EXERCISE PROMPT - Identify the lines that contain the word "value" and copy each one.

RECORDS FOR THE EXERCISE -

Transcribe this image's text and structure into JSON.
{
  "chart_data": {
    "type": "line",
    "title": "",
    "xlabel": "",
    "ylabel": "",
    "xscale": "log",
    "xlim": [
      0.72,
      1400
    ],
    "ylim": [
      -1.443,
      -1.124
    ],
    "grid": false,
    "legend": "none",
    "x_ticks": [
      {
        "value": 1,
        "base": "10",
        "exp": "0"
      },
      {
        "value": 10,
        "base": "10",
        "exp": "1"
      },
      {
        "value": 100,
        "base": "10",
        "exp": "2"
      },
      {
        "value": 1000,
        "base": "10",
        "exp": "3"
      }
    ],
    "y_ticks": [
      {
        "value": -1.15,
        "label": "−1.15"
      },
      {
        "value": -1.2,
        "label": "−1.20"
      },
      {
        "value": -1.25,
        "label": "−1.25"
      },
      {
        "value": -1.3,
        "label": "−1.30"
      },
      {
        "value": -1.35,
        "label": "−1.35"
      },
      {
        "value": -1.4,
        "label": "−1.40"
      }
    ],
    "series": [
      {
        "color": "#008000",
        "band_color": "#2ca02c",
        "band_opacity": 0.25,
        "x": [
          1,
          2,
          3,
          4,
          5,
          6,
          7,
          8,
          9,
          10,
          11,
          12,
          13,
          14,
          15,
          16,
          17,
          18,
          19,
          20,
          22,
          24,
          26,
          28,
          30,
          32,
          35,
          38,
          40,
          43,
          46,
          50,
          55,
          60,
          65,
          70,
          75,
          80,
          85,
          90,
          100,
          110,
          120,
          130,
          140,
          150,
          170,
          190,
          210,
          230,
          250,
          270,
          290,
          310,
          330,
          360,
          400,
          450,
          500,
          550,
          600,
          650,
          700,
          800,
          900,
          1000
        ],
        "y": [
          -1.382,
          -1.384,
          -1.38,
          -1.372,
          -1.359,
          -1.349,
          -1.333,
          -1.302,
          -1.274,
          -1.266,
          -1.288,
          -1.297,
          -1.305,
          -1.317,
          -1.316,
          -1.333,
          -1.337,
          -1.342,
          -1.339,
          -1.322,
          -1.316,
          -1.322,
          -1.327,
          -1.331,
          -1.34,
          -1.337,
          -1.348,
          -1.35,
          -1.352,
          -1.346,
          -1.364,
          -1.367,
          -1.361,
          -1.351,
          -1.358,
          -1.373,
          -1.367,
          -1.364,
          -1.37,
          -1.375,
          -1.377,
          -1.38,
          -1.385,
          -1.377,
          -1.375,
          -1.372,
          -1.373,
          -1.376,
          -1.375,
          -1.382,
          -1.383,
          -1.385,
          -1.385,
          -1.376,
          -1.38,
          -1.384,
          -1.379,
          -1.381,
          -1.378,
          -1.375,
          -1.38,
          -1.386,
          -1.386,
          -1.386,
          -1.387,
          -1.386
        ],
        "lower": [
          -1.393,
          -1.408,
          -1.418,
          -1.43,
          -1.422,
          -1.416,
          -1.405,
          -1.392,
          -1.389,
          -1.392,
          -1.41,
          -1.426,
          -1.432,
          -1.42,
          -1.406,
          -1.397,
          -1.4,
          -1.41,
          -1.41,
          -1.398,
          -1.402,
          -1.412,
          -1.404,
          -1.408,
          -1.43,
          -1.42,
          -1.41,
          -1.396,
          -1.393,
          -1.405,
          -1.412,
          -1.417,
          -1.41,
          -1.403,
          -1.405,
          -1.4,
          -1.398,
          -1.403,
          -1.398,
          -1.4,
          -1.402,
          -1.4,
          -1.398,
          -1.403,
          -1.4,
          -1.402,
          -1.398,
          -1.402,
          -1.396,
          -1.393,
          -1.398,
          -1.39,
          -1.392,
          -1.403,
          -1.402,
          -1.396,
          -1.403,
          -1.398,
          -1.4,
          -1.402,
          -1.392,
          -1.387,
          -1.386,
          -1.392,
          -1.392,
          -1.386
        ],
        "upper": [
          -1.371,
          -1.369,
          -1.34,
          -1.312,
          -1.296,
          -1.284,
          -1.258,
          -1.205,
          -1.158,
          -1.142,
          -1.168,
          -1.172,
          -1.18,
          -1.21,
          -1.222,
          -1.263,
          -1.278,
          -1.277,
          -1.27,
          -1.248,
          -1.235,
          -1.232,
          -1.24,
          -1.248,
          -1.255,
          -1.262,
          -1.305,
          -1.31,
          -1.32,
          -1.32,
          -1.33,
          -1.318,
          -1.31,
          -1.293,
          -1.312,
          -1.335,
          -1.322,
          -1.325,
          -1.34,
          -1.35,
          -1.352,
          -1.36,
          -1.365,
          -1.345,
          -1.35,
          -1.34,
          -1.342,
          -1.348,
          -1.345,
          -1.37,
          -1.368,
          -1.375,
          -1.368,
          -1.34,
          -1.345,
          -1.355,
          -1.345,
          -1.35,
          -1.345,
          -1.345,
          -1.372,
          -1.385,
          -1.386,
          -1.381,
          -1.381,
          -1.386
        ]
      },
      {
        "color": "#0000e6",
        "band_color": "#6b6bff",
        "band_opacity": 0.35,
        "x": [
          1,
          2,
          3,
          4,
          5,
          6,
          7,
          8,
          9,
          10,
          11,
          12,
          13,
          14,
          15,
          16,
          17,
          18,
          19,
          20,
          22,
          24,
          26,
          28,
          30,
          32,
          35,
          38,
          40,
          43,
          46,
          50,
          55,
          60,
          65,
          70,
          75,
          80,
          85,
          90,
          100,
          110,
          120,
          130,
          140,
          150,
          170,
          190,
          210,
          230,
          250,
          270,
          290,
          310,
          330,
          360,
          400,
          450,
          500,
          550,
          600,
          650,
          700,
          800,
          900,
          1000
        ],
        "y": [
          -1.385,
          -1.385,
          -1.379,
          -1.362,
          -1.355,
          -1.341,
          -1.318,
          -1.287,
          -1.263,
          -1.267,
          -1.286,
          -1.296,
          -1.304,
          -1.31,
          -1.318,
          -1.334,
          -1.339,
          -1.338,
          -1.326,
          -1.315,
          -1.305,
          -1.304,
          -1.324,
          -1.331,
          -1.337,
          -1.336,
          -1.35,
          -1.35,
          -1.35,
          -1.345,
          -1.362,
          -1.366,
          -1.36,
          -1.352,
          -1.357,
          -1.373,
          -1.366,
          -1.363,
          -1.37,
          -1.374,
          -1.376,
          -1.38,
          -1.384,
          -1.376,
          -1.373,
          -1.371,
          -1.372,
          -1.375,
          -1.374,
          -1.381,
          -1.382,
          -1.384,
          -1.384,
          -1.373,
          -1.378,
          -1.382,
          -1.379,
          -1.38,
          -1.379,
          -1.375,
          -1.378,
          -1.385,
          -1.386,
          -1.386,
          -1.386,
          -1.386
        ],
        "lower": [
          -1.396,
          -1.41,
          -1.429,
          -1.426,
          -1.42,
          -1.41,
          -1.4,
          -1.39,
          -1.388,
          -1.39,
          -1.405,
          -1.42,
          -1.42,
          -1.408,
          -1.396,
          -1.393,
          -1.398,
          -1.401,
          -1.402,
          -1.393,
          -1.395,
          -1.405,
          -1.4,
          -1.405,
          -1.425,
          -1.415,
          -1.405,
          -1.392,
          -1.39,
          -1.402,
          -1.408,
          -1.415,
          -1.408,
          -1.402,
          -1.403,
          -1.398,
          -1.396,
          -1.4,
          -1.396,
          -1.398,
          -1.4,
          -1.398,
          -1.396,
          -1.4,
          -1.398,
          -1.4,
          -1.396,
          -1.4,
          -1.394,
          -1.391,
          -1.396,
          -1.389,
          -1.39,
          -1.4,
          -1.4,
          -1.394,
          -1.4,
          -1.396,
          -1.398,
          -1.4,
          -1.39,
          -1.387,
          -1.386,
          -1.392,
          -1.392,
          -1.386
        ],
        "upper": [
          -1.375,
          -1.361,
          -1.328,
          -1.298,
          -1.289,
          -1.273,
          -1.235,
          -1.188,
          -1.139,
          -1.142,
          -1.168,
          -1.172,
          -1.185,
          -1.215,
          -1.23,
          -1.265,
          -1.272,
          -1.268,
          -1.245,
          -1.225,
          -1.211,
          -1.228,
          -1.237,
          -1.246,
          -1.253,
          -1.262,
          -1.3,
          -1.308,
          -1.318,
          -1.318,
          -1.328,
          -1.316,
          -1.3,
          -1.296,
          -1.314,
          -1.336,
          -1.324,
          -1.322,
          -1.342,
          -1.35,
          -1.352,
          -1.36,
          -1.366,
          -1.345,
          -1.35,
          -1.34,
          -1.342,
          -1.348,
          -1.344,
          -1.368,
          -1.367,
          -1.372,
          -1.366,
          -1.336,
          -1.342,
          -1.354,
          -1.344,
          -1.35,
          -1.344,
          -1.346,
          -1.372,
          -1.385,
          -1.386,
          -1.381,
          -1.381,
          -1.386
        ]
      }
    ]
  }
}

FULL OUTPUT -
        "value": 1,
        "value": 10,
        "value": 100,
        "value": 1000,
        "value": -1.15,
        "value": -1.2,
        "value": -1.25,
        "value": -1.3,
        "value": -1.35,
        "value": -1.4,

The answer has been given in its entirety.